→ **What is expected**
Would you write out the listing verbatim and skip every picture in it?

→ **Listed entries**
"""

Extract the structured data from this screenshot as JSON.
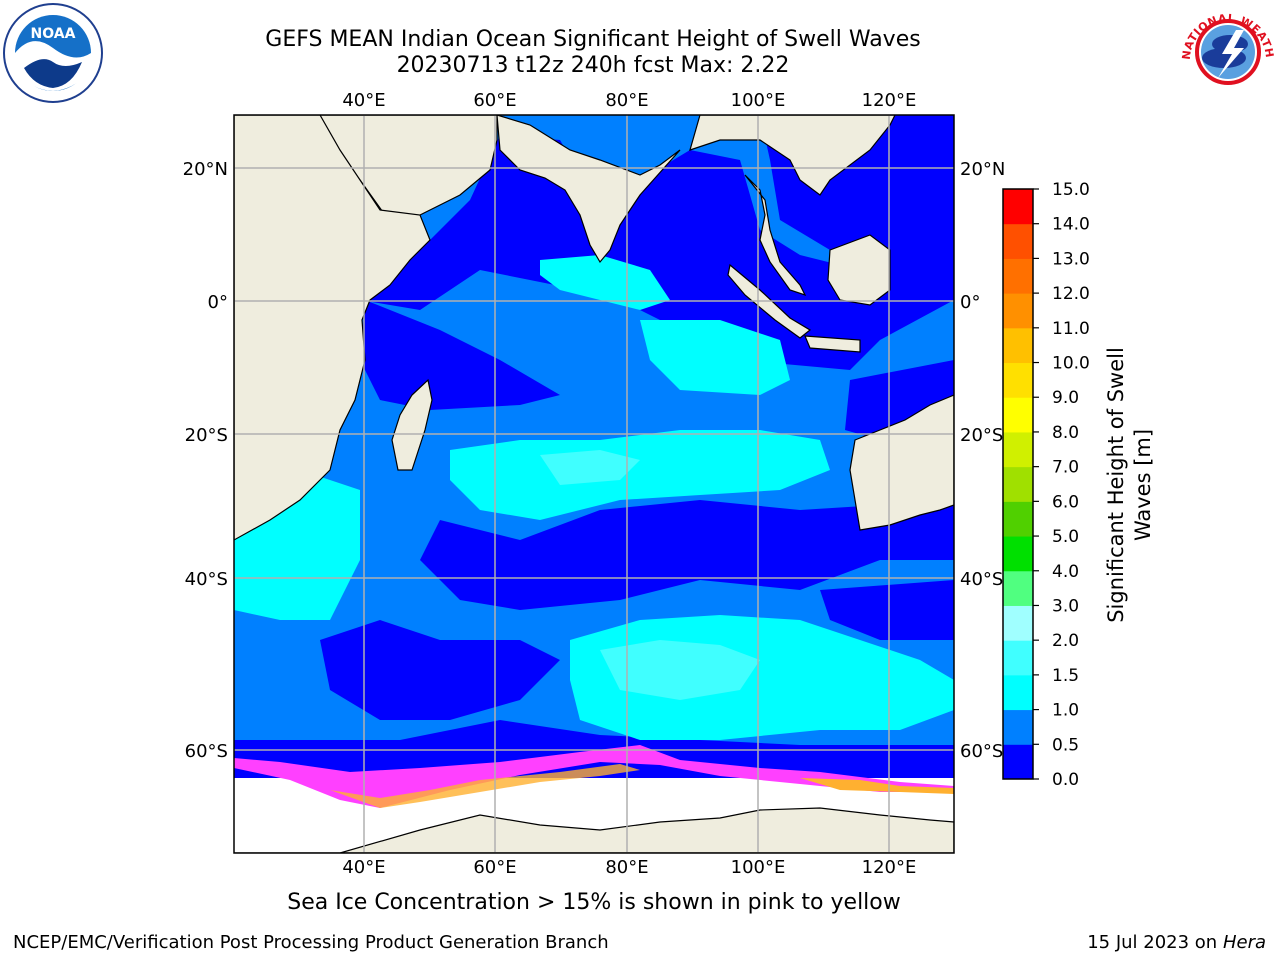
{
  "header": {
    "title_line1": "GEFS MEAN Indian Ocean Significant Height of Swell Waves",
    "title_line2": "20230713 t12z 240h fcst   Max: 2.22"
  },
  "map": {
    "top_lon_labels": [
      "40°E",
      "60°E",
      "80°E",
      "100°E",
      "120°E"
    ],
    "bottom_lon_labels": [
      "40°E",
      "60°E",
      "80°E",
      "100°E",
      "120°E"
    ],
    "left_lat_labels": [
      "20°N",
      "0°",
      "20°S",
      "40°S",
      "60°S"
    ],
    "right_lat_labels": [
      "20°N",
      "0°",
      "20°S",
      "40°S",
      "60°S"
    ]
  },
  "colorbar": {
    "label_line1": "Significant Height of Swell",
    "label_line2": "Waves [m]",
    "ticks": [
      "0.0",
      "0.5",
      "1.0",
      "1.5",
      "2.0",
      "3.0",
      "4.0",
      "5.0",
      "6.0",
      "7.0",
      "8.0",
      "9.0",
      "10.0",
      "11.0",
      "12.0",
      "13.0",
      "14.0",
      "15.0"
    ],
    "colors": [
      "#0000ff",
      "#0080ff",
      "#00ffff",
      "#40ffff",
      "#a0ffff",
      "#50ff80",
      "#00e000",
      "#50d000",
      "#a0e000",
      "#d0f000",
      "#ffff00",
      "#ffe000",
      "#ffc000",
      "#ff9000",
      "#ff7000",
      "#ff5000",
      "#ff0000"
    ]
  },
  "caption": "Sea Ice Concentration > 15% is shown in pink to yellow",
  "footer": {
    "left": "NCEP/EMC/Verification Post Processing Product Generation Branch",
    "right_prefix": "15 Jul 2023 on ",
    "right_host": "Hera"
  },
  "logos": {
    "noaa_text": "NOAA",
    "nws_text": "NATIONAL WEATHER SERVICE"
  },
  "colors": {
    "land": "#efedde",
    "sea_ice": "#ffffff",
    "grid": "#b0b0b0"
  }
}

"""

→ **Answer to this task**
Extract the structured data from this screenshot as JSON.
{
  "header": {
    "title_line1": "GEFS MEAN Indian Ocean Significant Height of Swell Waves",
    "title_line2": "20230713 t12z 240h fcst   Max: 2.22"
  },
  "map": {
    "top_lon_labels": [
      "40°E",
      "60°E",
      "80°E",
      "100°E",
      "120°E"
    ],
    "bottom_lon_labels": [
      "40°E",
      "60°E",
      "80°E",
      "100°E",
      "120°E"
    ],
    "left_lat_labels": [
      "20°N",
      "0°",
      "20°S",
      "40°S",
      "60°S"
    ],
    "right_lat_labels": [
      "20°N",
      "0°",
      "20°S",
      "40°S",
      "60°S"
    ]
  },
  "colorbar": {
    "label_line1": "Significant Height of Swell",
    "label_line2": "Waves [m]",
    "ticks": [
      "0.0",
      "0.5",
      "1.0",
      "1.5",
      "2.0",
      "3.0",
      "4.0",
      "5.0",
      "6.0",
      "7.0",
      "8.0",
      "9.0",
      "10.0",
      "11.0",
      "12.0",
      "13.0",
      "14.0",
      "15.0"
    ],
    "colors": [
      "#0000ff",
      "#0080ff",
      "#00ffff",
      "#40ffff",
      "#a0ffff",
      "#50ff80",
      "#00e000",
      "#50d000",
      "#a0e000",
      "#d0f000",
      "#ffff00",
      "#ffe000",
      "#ffc000",
      "#ff9000",
      "#ff7000",
      "#ff5000",
      "#ff0000"
    ]
  },
  "caption": "Sea Ice Concentration > 15% is shown in pink to yellow",
  "footer": {
    "left": "NCEP/EMC/Verification Post Processing Product Generation Branch",
    "right_prefix": "15 Jul 2023 on ",
    "right_host": "Hera"
  },
  "logos": {
    "noaa_text": "NOAA",
    "nws_text": "NATIONAL WEATHER SERVICE"
  },
  "colors": {
    "land": "#efedde",
    "sea_ice": "#ffffff",
    "grid": "#b0b0b0"
  }
}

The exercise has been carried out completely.